_WHAT IS NEEDED_: Exactly how many lines in this data contain the word "mineralized"? Only the number should be given.

_EXTRACTED MATERIAL_:

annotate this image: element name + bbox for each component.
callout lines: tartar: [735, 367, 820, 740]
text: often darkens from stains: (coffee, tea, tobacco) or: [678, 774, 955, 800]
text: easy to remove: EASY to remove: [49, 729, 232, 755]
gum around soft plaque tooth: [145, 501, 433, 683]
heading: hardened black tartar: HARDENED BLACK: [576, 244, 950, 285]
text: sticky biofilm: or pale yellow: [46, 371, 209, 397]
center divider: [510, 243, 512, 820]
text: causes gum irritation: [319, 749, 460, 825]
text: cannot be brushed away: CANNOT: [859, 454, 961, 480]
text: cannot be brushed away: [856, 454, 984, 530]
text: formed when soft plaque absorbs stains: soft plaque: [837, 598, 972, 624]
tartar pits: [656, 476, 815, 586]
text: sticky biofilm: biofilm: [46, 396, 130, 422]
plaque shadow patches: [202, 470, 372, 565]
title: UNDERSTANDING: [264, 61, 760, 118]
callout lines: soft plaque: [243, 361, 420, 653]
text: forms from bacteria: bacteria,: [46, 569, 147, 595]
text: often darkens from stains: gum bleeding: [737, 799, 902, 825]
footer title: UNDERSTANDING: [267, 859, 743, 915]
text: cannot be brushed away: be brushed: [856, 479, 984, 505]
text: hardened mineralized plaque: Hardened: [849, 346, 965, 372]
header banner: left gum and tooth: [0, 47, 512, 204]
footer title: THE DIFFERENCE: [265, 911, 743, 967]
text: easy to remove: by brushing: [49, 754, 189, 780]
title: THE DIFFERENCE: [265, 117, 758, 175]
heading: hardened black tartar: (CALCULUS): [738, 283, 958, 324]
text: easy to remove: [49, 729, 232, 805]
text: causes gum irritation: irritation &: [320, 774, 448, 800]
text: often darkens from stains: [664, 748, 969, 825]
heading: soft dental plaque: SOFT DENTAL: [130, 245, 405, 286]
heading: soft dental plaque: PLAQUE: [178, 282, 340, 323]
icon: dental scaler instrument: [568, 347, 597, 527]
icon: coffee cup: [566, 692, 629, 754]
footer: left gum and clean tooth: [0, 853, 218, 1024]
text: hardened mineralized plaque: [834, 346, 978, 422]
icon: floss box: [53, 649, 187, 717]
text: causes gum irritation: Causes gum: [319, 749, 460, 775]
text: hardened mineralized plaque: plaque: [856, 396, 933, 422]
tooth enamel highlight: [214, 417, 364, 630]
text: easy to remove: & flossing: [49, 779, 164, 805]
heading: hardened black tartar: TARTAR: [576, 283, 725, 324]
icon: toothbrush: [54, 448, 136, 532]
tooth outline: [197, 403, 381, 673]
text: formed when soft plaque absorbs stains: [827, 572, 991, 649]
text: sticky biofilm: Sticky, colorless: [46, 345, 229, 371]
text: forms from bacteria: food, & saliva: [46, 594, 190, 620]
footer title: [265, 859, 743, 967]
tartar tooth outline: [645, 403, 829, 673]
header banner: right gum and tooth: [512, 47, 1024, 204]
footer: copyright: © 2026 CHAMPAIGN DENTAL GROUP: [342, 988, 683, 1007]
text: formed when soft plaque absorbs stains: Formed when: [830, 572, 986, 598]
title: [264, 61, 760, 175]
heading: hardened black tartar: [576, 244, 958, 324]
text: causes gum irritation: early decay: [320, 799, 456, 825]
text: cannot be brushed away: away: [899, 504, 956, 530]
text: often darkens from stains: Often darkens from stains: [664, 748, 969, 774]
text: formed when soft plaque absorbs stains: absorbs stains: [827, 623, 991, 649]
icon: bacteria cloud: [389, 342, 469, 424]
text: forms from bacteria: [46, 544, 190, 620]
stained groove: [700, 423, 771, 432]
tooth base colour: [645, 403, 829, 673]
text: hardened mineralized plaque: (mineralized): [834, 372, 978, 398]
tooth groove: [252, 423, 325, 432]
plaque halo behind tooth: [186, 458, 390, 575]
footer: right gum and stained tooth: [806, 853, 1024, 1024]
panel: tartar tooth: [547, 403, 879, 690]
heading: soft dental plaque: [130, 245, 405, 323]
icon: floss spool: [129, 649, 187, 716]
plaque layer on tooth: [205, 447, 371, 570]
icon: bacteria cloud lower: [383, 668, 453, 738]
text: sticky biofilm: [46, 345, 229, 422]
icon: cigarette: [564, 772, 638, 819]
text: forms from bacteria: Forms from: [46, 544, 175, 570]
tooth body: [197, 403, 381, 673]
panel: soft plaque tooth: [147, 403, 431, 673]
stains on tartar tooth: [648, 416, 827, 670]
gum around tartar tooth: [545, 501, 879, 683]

_FINAL ANSWER_: 4